PROBLEM TO SOLVE: Exactly reproduce the entries, dropping any pictures from your copy.

RECORD EXTRACTS:
______________________________
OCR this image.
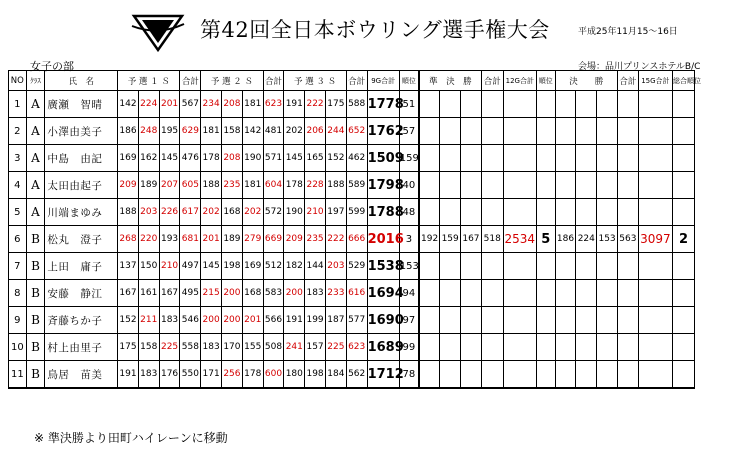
第42回全日本ボウリング選手権大会	平成25年11月15～16日
女子の部	会場：品川プリンスホテルB/C
NO	ｸﾗｽ	氏　名	予 選 １ Ｓ			合計	予 選 ２ Ｓ			合計	予 選 ３ Ｓ			合計	9G合計	順位	準　決　勝			合計	12G合計	順位	決　　勝			合計	15G合計	総合順位
1	A	廣瀬　智晴	142	224	201	567	234	208	181	623	191	222	175	588	1778	51												
2	A	小澤由美子	186	248	195	629	181	158	142	481	202	206	244	652	1762	57												
3	A	中島　由記	169	162	145	476	178	208	190	571	145	165	152	462	1509	159												
4	A	太田由起子	209	189	207	605	188	235	181	604	178	228	188	589	1798	40												
5	A	川端まゆみ	188	203	226	617	202	168	202	572	190	210	197	599	1788	48												
6	B	松丸　澄子	268	220	193	681	201	189	279	669	209	235	222	666	2016	3	192	159	167	518	2534	5	186	224	153	563	3097	2
7	B	上田　庸子	137	150	210	497	145	198	169	512	182	144	203	529	1538	153												
8	B	安藤　静江	167	161	167	495	215	200	168	583	200	183	233	616	1694	94												
9	B	斉藤ちか子	152	211	183	546	200	200	201	566	191	199	187	577	1690	97												
10	B	村上由里子	175	158	225	558	183	170	155	508	241	157	225	623	1689	99												
11	B	鳥居　苗美	191	183	176	550	171	256	178	600	180	198	184	562	1712	78												
※ 準決勝より田町ハイレーンに移動
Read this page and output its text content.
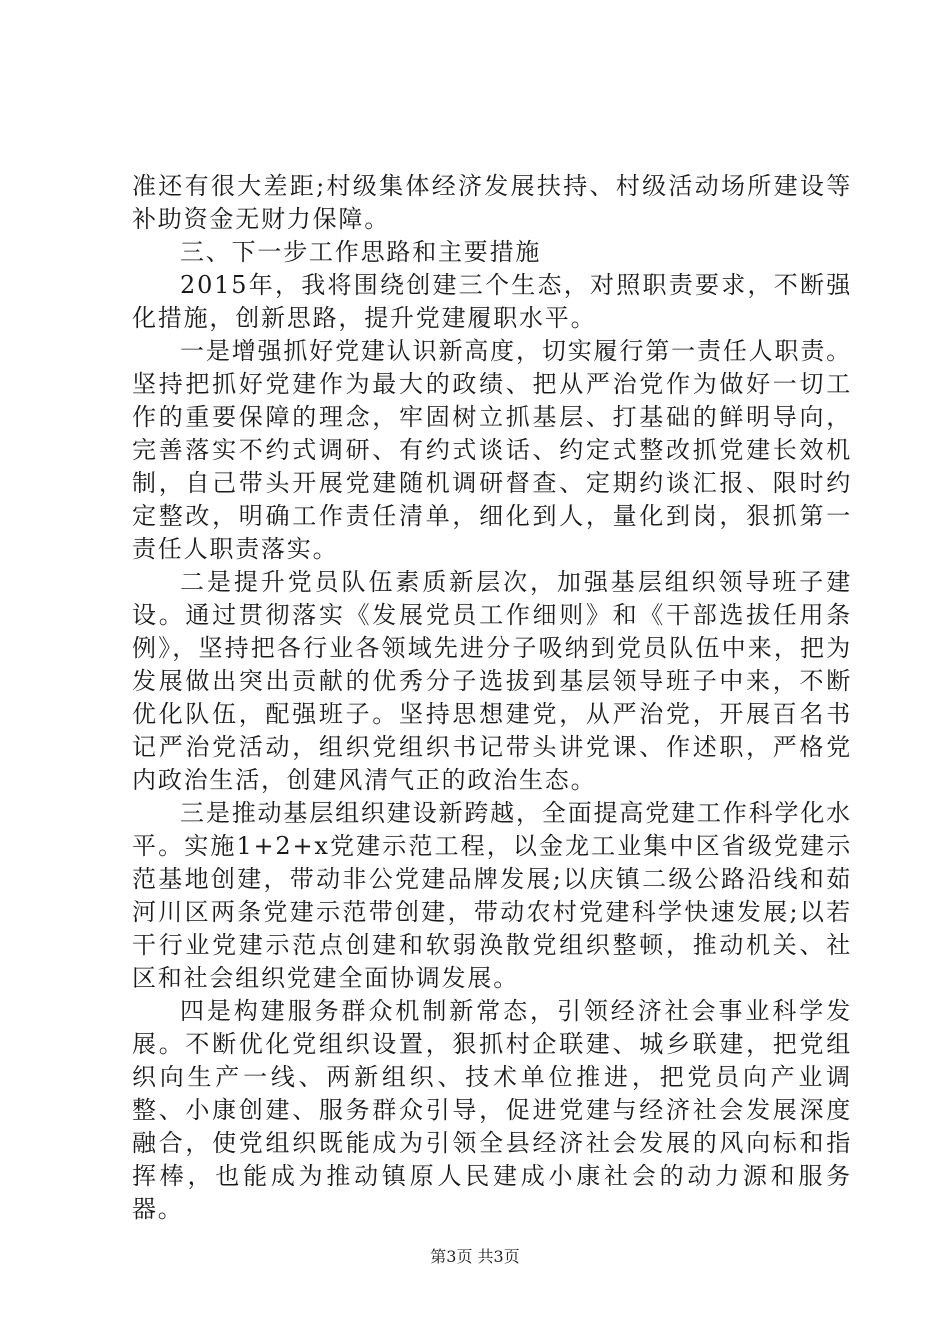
准还有很大差距;村级集体经济发展扶持、村级活动场所建设等补助资金无财力保障。

三、下一步工作思路和主要措施

2015年，我将围绕创建三个生态，对照职责要求，不断强化措施，创新思路，提升党建履职水平。

一是增强抓好党建认识新高度，切实履行第一责任人职责。坚持把抓好党建作为最大的政绩、把从严治党作为做好一切工作的重要保障的理念，牢固树立抓基层、打基础的鲜明导向，完善落实不约式调研、有约式谈话、约定式整改抓党建长效机制，自己带头开展党建随机调研督查、定期约谈汇报、限时约定整改，明确工作责任清单，细化到人，量化到岗，狠抓第一责任人职责落实。

二是提升党员队伍素质新层次，加强基层组织领导班子建设。通过贯彻落实《发展党员工作细则》和《干部选拔任用条例》，坚持把各行业各领域先进分子吸纳到党员队伍中来，把为发展做出突出贡献的优秀分子选拔到基层领导班子中来，不断优化队伍，配强班子。坚持思想建党，从严治党，开展百名书记严治党活动，组织党组织书记带头讲党课、作述职，严格党内政治生活，创建风清气正的政治生态。

三是推动基层组织建设新跨越，全面提高党建工作科学化水平。实施1+2+x党建示范工程，以金龙工业集中区省级党建示范基地创建，带动非公党建品牌发展;以庆镇二级公路沿线和茹河川区两条党建示范带创建，带动农村党建科学快速发展;以若干行业党建示范点创建和软弱涣散党组织整顿，推动机关、社区和社会组织党建全面协调发展。

四是构建服务群众机制新常态，引领经济社会事业科学发展。不断优化党组织设置，狠抓村企联建、城乡联建，把党组织向生产一线、两新组织、技术单位推进，把党员向产业调整、小康创建、服务群众引导，促进党建与经济社会发展深度融合，使党组织既能成为引领全县经济社会发展的风向标和指挥棒，也能成为推动镇原人民建成小康社会的动力源和服务器。

第3页 共3页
______________________________
SOLUTION TO THIS EXERCISE:
OCR this image.
第42回全日本ボウリング選手権大会	平成25年11月15～16日
女子の部	会場：品川プリンスホテルB/C
NO	ｸﾗｽ	氏　名	予 選 １ Ｓ			合計	予 選 ２ Ｓ			合計	予 選 ３ Ｓ			合計	9G合計	順位	準　決　勝			合計	12G合計	順位	決　　勝			合計	15G合計	総合順位
1	A	廣瀬　智晴	142	224	201	567	234	208	181	623	191	222	175	588	1778	51												
2	A	小澤由美子	186	248	195	629	181	158	142	481	202	206	244	652	1762	57												
3	A	中島　由記	169	162	145	476	178	208	190	571	145	165	152	462	1509	159												
4	A	太田由起子	209	189	207	605	188	235	181	604	178	228	188	589	1798	40												
5	A	川端まゆみ	188	203	226	617	202	168	202	572	190	210	197	599	1788	48												
6	B	松丸　澄子	268	220	193	681	201	189	279	669	209	235	222	666	2016	3	192	159	167	518	2534	5	186	224	153	563	3097	2
7	B	上田　庸子	137	150	210	497	145	198	169	512	182	144	203	529	1538	153												
8	B	安藤　静江	167	161	167	495	215	200	168	583	200	183	233	616	1694	94												
9	B	斉藤ちか子	152	211	183	546	200	200	201	566	191	199	187	577	1690	97												
10	B	村上由里子	175	158	225	558	183	170	155	508	241	157	225	623	1689	99												
11	B	鳥居　苗美	191	183	176	550	171	256	178	600	180	198	184	562	1712	78												
※ 準決勝より田町ハイレーンに移動
Read this page and output its text content.
准还有很大差距;村级集体经济发展扶持、村级活动场所建设等补助资金无财力保障。

三、下一步工作思路和主要措施

2015年，我将围绕创建三个生态，对照职责要求，不断强化措施，创新思路，提升党建履职水平。

一是增强抓好党建认识新高度，切实履行第一责任人职责。坚持把抓好党建作为最大的政绩、把从严治党作为做好一切工作的重要保障的理念，牢固树立抓基层、打基础的鲜明导向，完善落实不约式调研、有约式谈话、约定式整改抓党建长效机制，自己带头开展党建随机调研督查、定期约谈汇报、限时约定整改，明确工作责任清单，细化到人，量化到岗，狠抓第一责任人职责落实。

二是提升党员队伍素质新层次，加强基层组织领导班子建设。通过贯彻落实《发展党员工作细则》和《干部选拔任用条例》，坚持把各行业各领域先进分子吸纳到党员队伍中来，把为发展做出突出贡献的优秀分子选拔到基层领导班子中来，不断优化队伍，配强班子。坚持思想建党，从严治党，开展百名书记严治党活动，组织党组织书记带头讲党课、作述职，严格党内政治生活，创建风清气正的政治生态。

三是推动基层组织建设新跨越，全面提高党建工作科学化水平。实施1+2+x党建示范工程，以金龙工业集中区省级党建示范基地创建，带动非公党建品牌发展;以庆镇二级公路沿线和茹河川区两条党建示范带创建，带动农村党建科学快速发展;以若干行业党建示范点创建和软弱涣散党组织整顿，推动机关、社区和社会组织党建全面协调发展。

四是构建服务群众机制新常态，引领经济社会事业科学发展。不断优化党组织设置，狠抓村企联建、城乡联建，把党组织向生产一线、两新组织、技术单位推进，把党员向产业调整、小康创建、服务群众引导，促进党建与经济社会发展深度融合，使党组织既能成为引领全县经济社会发展的风向标和指挥棒，也能成为推动镇原人民建成小康社会的动力源和服务器。

第3页 共3页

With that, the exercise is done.